The request:
Arrange every line of the rows below as a Markdown table with two columns, Number and Entry, skipping blank lines. Leave the pictures out.
----------------
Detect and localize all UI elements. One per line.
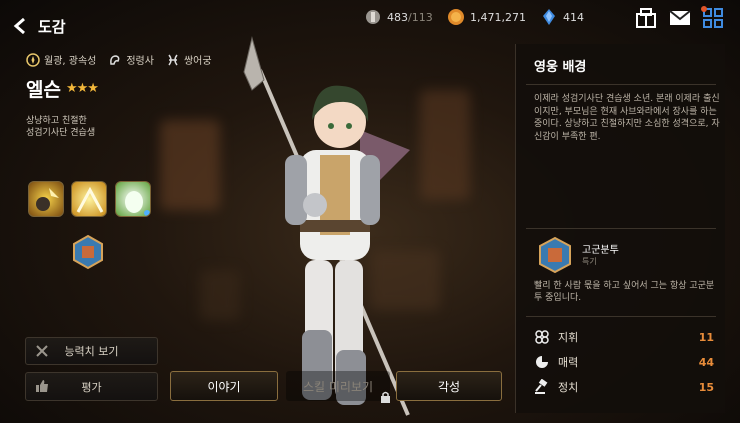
- charm-icon: [536, 356, 548, 368]
- stamina-max: /113: [408, 10, 433, 24]
- game-screen: 도감 483/113 1,471,271 414 월광, 광속성 정령사 쌍어궁…: [0, 0, 740, 423]
- back-arrow-icon: [13, 17, 25, 35]
- lock-icon: [381, 391, 390, 403]
- gem-counter: 414: [540, 8, 584, 26]
- stat-command: 지휘 11: [534, 328, 714, 346]
- constellation-label: 쌍어궁: [183, 56, 212, 67]
- trait-description: 빨리 한 사람 몫을 하고 싶어서 그는 항상 고군분투 중입니다.: [534, 281, 715, 303]
- constellation-attribute: 쌍어궁: [166, 52, 212, 67]
- stamina-value: 483: [387, 10, 408, 24]
- gem-value: 414: [563, 10, 584, 24]
- stat-charm: 매력 44: [534, 353, 714, 371]
- rune-emblem-icon[interactable]: [70, 234, 106, 270]
- guild-icon[interactable]: [634, 6, 658, 30]
- stat-value: 44: [698, 355, 714, 369]
- trait-name: 고군분투: [582, 245, 619, 256]
- rate-button[interactable]: 평가: [25, 372, 158, 401]
- stat-politics: 정치 15: [534, 378, 714, 396]
- skill-3-icon: [125, 191, 150, 216]
- hero-story-text: 이제라 성검기사단 견습생 소년. 본래 이제라 출신이지만, 부모님은 현재 …: [534, 94, 720, 142]
- trait-type: 특기: [582, 257, 597, 266]
- mail-icon[interactable]: [668, 6, 692, 30]
- thumbs-up-icon: [36, 380, 48, 392]
- skill-slot-1[interactable]: [28, 181, 64, 217]
- tab-awaken-label: 각성: [437, 379, 461, 394]
- element-attribute: 월광, 광속성: [26, 52, 96, 67]
- back-button[interactable]: [8, 14, 32, 38]
- tab-story-label: 이야기: [207, 379, 241, 394]
- menu-grid-icon[interactable]: [701, 6, 725, 30]
- tab-skill-preview[interactable]: 스킬 미리보기: [286, 371, 390, 401]
- description-line: 성검기사단 견습생: [26, 128, 96, 138]
- hero-name-row: 엘슨 ★★★: [26, 75, 99, 102]
- hero-description: 상냥하고 친절한 성검기사단 견습생: [26, 115, 146, 139]
- view-stats-button[interactable]: 능력치 보기: [25, 337, 158, 365]
- background-light: [160, 120, 220, 210]
- panel-title: 영웅 배경: [534, 60, 587, 75]
- stat-value: 15: [698, 380, 714, 394]
- tab-skill-preview-label: 스킬 미리보기: [302, 379, 374, 394]
- stat-label: 매력: [558, 356, 579, 369]
- pisces-icon: [168, 54, 178, 65]
- divider: [526, 228, 716, 229]
- crossed-swords-icon: [36, 345, 48, 357]
- hero-illustration: [243, 36, 410, 416]
- gem-icon: [543, 9, 555, 25]
- spirit-class-icon: [110, 54, 120, 65]
- skill-slot-3[interactable]: [115, 181, 151, 217]
- stat-value: 11: [698, 330, 714, 344]
- gold-coin-icon: [448, 9, 464, 25]
- command-icon: [535, 330, 549, 344]
- moonlight-element-icon: [26, 52, 40, 67]
- gold-value: 1,471,271: [470, 10, 526, 24]
- element-label: 월광, 광속성: [44, 56, 97, 67]
- hero-stars: ★★★: [65, 81, 99, 96]
- hero-attributes: 월광, 광속성 정령사 쌍어궁: [26, 52, 224, 67]
- stat-label: 지휘: [558, 331, 579, 344]
- hero-background-panel: 영웅 배경 이제라 성검기사단 견습생 소년. 본래 이제라 출신이지만, 부모…: [515, 44, 725, 413]
- stat-label: 정치: [558, 381, 579, 394]
- gavel-icon: [535, 379, 548, 394]
- stamina-counter: 483/113: [364, 8, 433, 26]
- skill-slot-2[interactable]: [71, 181, 107, 217]
- skill-2-icon: [76, 186, 104, 213]
- divider: [526, 84, 716, 85]
- page-title: 도감: [38, 17, 66, 36]
- tab-story[interactable]: 이야기: [170, 371, 278, 401]
- gold-counter: 1,471,271: [447, 8, 526, 26]
- class-attribute: 정령사: [108, 52, 154, 67]
- class-label: 정령사: [126, 56, 154, 67]
- skill-1-icon: [36, 188, 59, 211]
- divider: [526, 316, 716, 317]
- description-line: 상냥하고 친절한: [26, 116, 87, 126]
- hero-name: 엘슨: [26, 79, 61, 101]
- tab-awaken[interactable]: 각성: [396, 371, 502, 401]
- trait-emblem-icon: [539, 236, 571, 274]
- stamina-icon: [366, 10, 380, 24]
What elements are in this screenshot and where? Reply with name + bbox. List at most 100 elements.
----------------
Answer to this problem:
| Number | Entry |
|---|---|
| 1 | Detect and localize all UI elements. One per line. |
| 2 | - charm-icon: [536, 356, 548, 368] |
| 3 | - stamina-max: /113: [408, 10, 433, 24] |
| 4 | - game-screen: 도감 483/113 1,471,271 414 월광, 광속성 정령사 쌍어궁…: [0, 0, 740, 423] |
| 5 | - back-arrow-icon: [13, 17, 25, 35] |
| 6 | - lock-icon: [381, 391, 390, 403] |
| 7 | - gem-counter: 414: [540, 8, 584, 26] |
| 8 | - stat-command: 지휘 11: [534, 328, 714, 346] |
| 9 | - constellation-label: 쌍어궁: [183, 56, 212, 67] |
| 10 | - trait-description: 빨리 한 사람 몫을 하고 싶어서 그는 항상 고군분투 중입니다.: [534, 281, 715, 303] |
| 11 | - constellation-attribute: 쌍어궁: [166, 52, 212, 67] |
| 12 | - stamina-value: 483: [387, 10, 408, 24] |
| 13 | - gem-value: 414: [563, 10, 584, 24] |
| 14 | - stat-charm: 매력 44: [534, 353, 714, 371] |
| 15 | - rune-emblem-icon[interactable]: [70, 234, 106, 270] |
| 16 | - guild-icon[interactable]: [634, 6, 658, 30] |
| 17 | - stat-value: 44: [698, 355, 714, 369] |
| 18 | - trait-name: 고군분투: [582, 245, 619, 256] |
| 19 | - rate-button[interactable]: 평가: [25, 372, 158, 401] |
| 20 | - stat-politics: 정치 15: [534, 378, 714, 396] |
| 21 | - skill-3-icon: [125, 191, 150, 216] |
| 22 | - hero-story-text: 이제라 성검기사단 견습생 소년. 본래 이제라 출신이지만, 부모님은 현재 …: [534, 94, 720, 142] |
| 23 | - trait-type: 특기: [582, 257, 597, 266] |
| 24 | - mail-icon[interactable]: [668, 6, 692, 30] |
| 25 | - thumbs-up-icon: [36, 380, 48, 392] |
| 26 | - skill-slot-1[interactable]: [28, 181, 64, 217] |
| 27 | - tab-awaken-label: 각성: [437, 379, 461, 394] |
| 28 | - element-attribute: 월광, 광속성: [26, 52, 96, 67] |
| 29 | - back-button[interactable]: [8, 14, 32, 38] |
| 30 | - tab-story-label: 이야기: [207, 379, 241, 394] |
| 31 | - menu-grid-icon[interactable]: [701, 6, 725, 30] |
| 32 | - tab-skill-preview[interactable]: 스킬 미리보기: [286, 371, 390, 401] |
| 33 | - description-line: 성검기사단 견습생: [26, 128, 96, 138] |
| 34 | - hero-name-row: 엘슨 ★★★: [26, 75, 99, 102] |
| 35 | - hero-description: 상냥하고 친절한 성검기사단 견습생: [26, 115, 146, 139] |
| 36 | - view-stats-button[interactable]: 능력치 보기: [25, 337, 158, 365] |
| 37 | - background-light: [160, 120, 220, 210] |
| 38 | - panel-title: 영웅 배경: [534, 60, 587, 75] |
| 39 | - stat-value: 15: [698, 380, 714, 394] |
| 40 | - tab-skill-preview-label: 스킬 미리보기: [302, 379, 374, 394] |
| 41 | - stat-label: 매력: [558, 356, 579, 369] |
| 42 | - pisces-icon: [168, 54, 178, 65] |
| 43 | - divider: [526, 228, 716, 229] |
| 44 | - crossed-swords-icon: [36, 345, 48, 357] |
| 45 | - hero-illustration: [243, 36, 410, 416] |
| 46 | - gem-icon: [543, 9, 555, 25] |
| 47 | - spirit-class-icon: [110, 54, 120, 65] |
| 48 | - skill-slot-3[interactable]: [115, 181, 151, 217] |
| 49 | - stat-value: 11: [698, 330, 714, 344] |
| 50 | - gold-coin-icon: [448, 9, 464, 25] |
| 51 | - command-icon: [535, 330, 549, 344] |
| 52 | - moonlight-element-icon: [26, 52, 40, 67] |
| 53 | - gold-value: 1,471,271: [470, 10, 526, 24] |
| 54 | - element-label: 월광, 광속성: [44, 56, 97, 67] |
| 55 | - hero-stars: ★★★: [65, 81, 99, 96] |
| 56 | - hero-attributes: 월광, 광속성 정령사 쌍어궁: [26, 52, 224, 67] |
| 57 | - stat-label: 지휘: [558, 331, 579, 344] |
| 58 | - hero-background-panel: 영웅 배경 이제라 성검기사단 견습생 소년. 본래 이제라 출신이지만, 부모…: [515, 44, 725, 413] |
| 59 | - stat-label: 정치: [558, 381, 579, 394] |
| 60 | - gavel-icon: [535, 379, 548, 394] |
| 61 | - stamina-counter: 483/113: [364, 8, 433, 26] |
| 62 | - skill-slot-2[interactable]: [71, 181, 107, 217] |
| 63 | - skill-2-icon: [76, 186, 104, 213] |
| 64 | - divider: [526, 84, 716, 85] |
| 65 | - page-title: 도감: [38, 17, 66, 36] |
| 66 | - tab-story[interactable]: 이야기: [170, 371, 278, 401] |
| 67 | - gold-counter: 1,471,271: [447, 8, 526, 26] |
| 68 | - class-attribute: 정령사: [108, 52, 154, 67] |
| 69 | - class-label: 정령사: [126, 56, 154, 67] |
| 70 | - skill-1-icon: [36, 188, 59, 211] |
| 71 | - divider: [526, 316, 716, 317] |
| 72 | - description-line: 상냥하고 친절한: [26, 116, 87, 126] |
| 73 | - hero-name: 엘슨: [26, 79, 61, 101] |
| 74 | - tab-awaken[interactable]: 각성: [396, 371, 502, 401] |
| 75 | - trait-emblem-icon: [539, 236, 571, 274] |
| 76 | - stamina-icon: [366, 10, 380, 24] |
| 77 | What elements are in this screenshot and where? Reply with name + bbox. List at most 100 elements. |